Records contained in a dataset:
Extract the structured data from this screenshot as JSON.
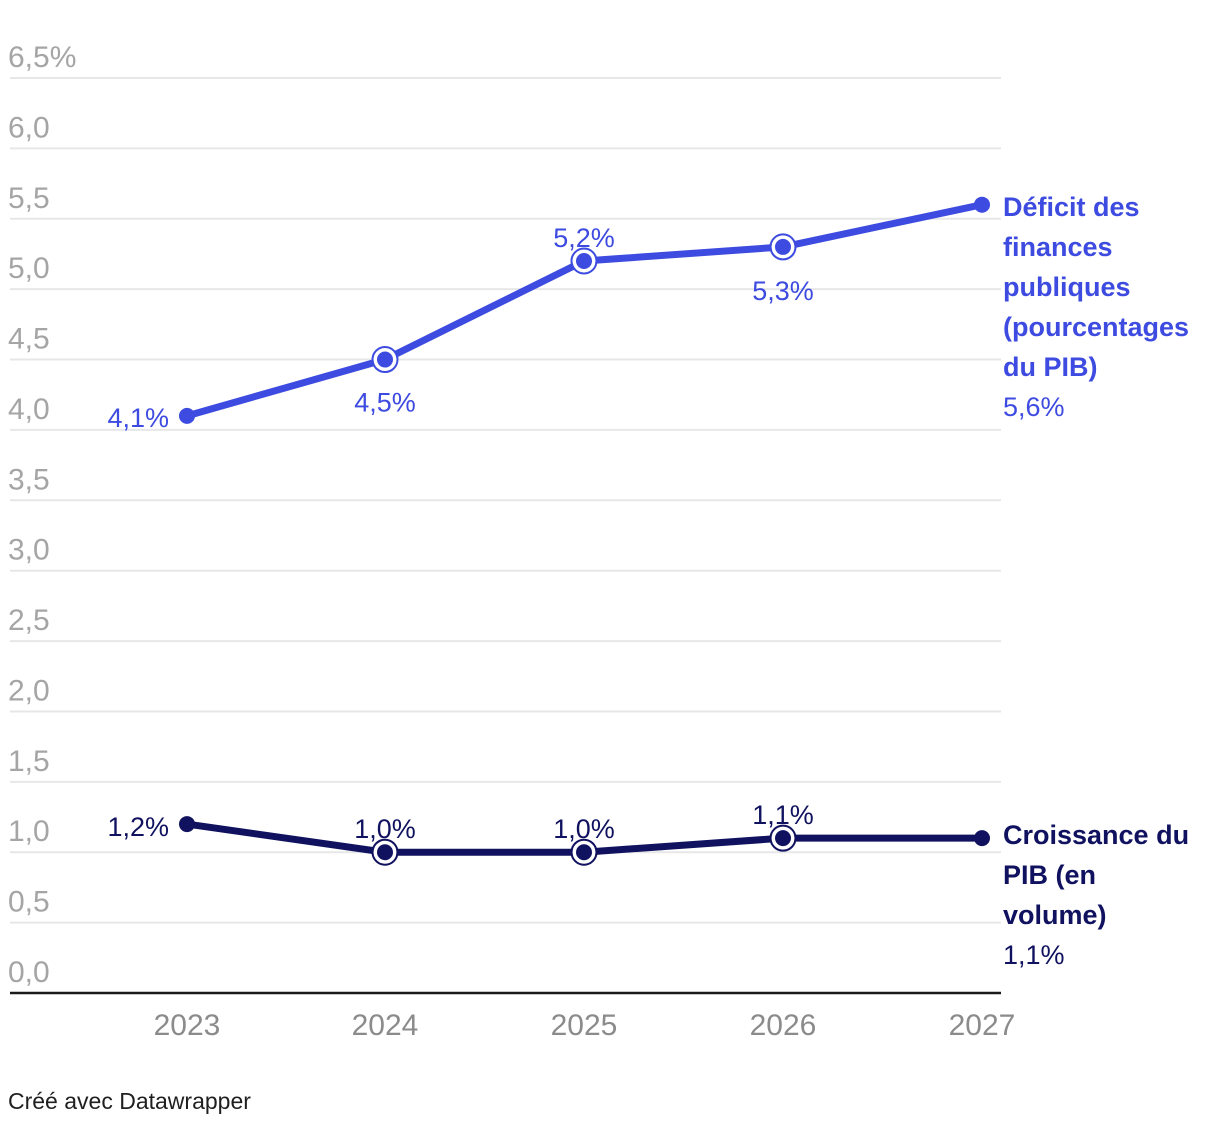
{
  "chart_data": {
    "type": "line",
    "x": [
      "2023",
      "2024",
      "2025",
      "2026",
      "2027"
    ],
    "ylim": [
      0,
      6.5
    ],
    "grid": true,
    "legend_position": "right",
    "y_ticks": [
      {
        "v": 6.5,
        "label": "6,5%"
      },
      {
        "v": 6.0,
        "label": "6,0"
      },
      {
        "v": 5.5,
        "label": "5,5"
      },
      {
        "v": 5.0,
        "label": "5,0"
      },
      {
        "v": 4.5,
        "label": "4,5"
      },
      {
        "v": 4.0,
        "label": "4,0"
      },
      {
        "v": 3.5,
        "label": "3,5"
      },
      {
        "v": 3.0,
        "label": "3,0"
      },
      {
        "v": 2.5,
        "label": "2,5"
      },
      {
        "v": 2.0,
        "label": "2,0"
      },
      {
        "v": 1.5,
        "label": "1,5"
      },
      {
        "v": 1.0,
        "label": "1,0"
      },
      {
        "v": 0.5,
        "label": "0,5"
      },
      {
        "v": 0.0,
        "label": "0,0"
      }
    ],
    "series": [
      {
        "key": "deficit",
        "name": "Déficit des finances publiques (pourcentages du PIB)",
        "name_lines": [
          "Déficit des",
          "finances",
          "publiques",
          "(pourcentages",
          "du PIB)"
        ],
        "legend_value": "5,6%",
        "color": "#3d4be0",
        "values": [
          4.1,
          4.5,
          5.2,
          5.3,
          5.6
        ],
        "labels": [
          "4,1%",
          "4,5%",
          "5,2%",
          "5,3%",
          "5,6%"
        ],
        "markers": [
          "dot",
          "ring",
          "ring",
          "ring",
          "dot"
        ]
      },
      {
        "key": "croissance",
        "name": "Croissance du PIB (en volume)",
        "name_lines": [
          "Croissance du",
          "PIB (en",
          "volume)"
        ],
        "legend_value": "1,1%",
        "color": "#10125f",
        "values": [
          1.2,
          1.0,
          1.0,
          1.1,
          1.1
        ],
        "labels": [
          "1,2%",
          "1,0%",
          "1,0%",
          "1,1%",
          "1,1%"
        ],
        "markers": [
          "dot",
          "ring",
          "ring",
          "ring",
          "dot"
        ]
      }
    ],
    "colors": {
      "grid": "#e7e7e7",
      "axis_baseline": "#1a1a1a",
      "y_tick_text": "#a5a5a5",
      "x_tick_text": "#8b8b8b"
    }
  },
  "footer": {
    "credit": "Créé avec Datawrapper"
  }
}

* * *

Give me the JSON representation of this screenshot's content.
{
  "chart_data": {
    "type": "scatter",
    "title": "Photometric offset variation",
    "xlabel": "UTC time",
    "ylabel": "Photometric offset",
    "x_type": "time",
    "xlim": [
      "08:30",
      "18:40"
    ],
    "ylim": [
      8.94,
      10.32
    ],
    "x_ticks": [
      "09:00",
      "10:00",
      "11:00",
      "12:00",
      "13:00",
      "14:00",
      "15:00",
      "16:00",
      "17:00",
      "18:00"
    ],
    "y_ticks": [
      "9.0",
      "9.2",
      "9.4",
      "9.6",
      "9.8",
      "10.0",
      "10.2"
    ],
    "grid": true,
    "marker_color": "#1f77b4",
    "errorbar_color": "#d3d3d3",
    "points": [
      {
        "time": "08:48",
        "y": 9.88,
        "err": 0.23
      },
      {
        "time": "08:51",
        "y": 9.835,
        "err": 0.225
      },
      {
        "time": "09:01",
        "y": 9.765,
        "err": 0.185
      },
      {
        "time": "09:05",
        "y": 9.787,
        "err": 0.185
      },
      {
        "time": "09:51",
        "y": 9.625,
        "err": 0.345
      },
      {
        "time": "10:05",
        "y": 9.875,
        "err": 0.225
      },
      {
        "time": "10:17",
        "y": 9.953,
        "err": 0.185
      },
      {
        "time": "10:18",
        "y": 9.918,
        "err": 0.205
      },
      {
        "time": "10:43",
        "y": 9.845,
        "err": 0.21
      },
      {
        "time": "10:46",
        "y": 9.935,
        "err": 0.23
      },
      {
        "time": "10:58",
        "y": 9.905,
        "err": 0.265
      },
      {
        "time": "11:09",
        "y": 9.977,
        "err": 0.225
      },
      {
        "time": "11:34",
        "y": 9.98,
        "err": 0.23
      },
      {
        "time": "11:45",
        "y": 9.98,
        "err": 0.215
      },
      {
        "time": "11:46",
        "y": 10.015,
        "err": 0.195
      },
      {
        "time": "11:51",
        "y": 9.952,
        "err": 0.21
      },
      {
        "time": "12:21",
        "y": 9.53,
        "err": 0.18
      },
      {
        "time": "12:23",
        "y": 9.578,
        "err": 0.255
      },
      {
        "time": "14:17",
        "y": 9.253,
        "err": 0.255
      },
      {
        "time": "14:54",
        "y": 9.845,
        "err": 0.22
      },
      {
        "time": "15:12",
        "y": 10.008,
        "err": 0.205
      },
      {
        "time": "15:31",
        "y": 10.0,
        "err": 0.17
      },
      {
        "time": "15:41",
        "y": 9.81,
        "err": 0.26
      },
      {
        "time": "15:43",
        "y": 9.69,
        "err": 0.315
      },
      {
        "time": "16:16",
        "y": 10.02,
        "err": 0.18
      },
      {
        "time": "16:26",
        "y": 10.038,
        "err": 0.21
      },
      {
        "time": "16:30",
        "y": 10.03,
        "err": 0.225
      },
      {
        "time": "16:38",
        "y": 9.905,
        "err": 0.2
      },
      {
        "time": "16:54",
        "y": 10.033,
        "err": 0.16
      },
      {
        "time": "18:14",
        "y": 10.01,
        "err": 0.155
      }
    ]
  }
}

* * *

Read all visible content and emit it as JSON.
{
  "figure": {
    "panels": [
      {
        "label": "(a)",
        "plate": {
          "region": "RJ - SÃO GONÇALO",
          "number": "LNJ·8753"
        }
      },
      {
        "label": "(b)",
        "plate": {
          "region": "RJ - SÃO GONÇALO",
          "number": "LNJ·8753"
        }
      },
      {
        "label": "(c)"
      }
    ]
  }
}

What to produce: Go through the records. Copy each line where "pourcentages" appears.

Final answer:
        "name": "Déficit des finances publiques (pourcentages du PIB)",
          "(pourcentages",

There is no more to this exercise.